-- EXERCISE REQUIREMENTS --
Can you quote the records below in full, word for word?

-- SUPPLIED MATERIAL --
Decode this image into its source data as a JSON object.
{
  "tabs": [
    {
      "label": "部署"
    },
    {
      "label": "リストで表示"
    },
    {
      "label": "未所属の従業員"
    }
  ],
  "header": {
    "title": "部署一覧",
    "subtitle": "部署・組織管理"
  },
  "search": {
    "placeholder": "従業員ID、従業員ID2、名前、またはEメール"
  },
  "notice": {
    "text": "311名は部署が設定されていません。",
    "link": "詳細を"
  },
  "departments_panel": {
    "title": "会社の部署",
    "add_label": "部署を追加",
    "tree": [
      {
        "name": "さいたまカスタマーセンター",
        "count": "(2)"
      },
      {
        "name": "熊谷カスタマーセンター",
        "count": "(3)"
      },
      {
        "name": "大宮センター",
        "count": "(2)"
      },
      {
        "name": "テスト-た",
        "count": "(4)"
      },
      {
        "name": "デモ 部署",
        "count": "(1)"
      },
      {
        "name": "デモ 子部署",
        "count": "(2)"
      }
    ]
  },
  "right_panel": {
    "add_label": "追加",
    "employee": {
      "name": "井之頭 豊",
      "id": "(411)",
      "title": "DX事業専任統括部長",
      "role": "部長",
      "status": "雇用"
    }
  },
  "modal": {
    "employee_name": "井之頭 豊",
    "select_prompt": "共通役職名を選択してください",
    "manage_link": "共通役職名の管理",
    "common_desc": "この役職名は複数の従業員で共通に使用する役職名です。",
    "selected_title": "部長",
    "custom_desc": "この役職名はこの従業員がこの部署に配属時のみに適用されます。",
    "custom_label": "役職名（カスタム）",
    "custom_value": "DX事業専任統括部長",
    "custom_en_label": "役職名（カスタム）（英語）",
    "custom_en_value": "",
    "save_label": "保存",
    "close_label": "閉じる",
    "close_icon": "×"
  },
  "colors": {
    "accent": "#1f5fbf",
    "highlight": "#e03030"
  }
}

-- RESULT FOR THIS EXERCISE --
Decode this image into its source data as a JSON object.
{
  "tabs": [
    {
      "label": "部署"
    },
    {
      "label": "リストで表示"
    },
    {
      "label": "未所属の従業員"
    }
  ],
  "header": {
    "title": "部署一覧",
    "subtitle": "部署・組織管理"
  },
  "search": {
    "placeholder": "従業員ID、従業員ID2、名前、またはEメール"
  },
  "notice": {
    "text": "311名は部署が設定されていません。",
    "link": "詳細を"
  },
  "departments_panel": {
    "title": "会社の部署",
    "add_label": "部署を追加",
    "tree": [
      {
        "name": "さいたまカスタマーセンター",
        "count": "(2)"
      },
      {
        "name": "熊谷カスタマーセンター",
        "count": "(3)"
      },
      {
        "name": "大宮センター",
        "count": "(2)"
      },
      {
        "name": "テスト-た",
        "count": "(4)"
      },
      {
        "name": "デモ 部署",
        "count": "(1)"
      },
      {
        "name": "デモ 子部署",
        "count": "(2)"
      }
    ]
  },
  "right_panel": {
    "add_label": "追加",
    "employee": {
      "name": "井之頭 豊",
      "id": "(411)",
      "title": "DX事業専任統括部長",
      "role": "部長",
      "status": "雇用"
    }
  },
  "modal": {
    "employee_name": "井之頭 豊",
    "select_prompt": "共通役職名を選択してください",
    "manage_link": "共通役職名の管理",
    "common_desc": "この役職名は複数の従業員で共通に使用する役職名です。",
    "selected_title": "部長",
    "custom_desc": "この役職名はこの従業員がこの部署に配属時のみに適用されます。",
    "custom_label": "役職名（カスタム）",
    "custom_value": "DX事業専任統括部長",
    "custom_en_label": "役職名（カスタム）（英語）",
    "custom_en_value": "",
    "save_label": "保存",
    "close_label": "閉じる",
    "close_icon": "×"
  },
  "colors": {
    "accent": "#1f5fbf",
    "highlight": "#e03030"
  }
}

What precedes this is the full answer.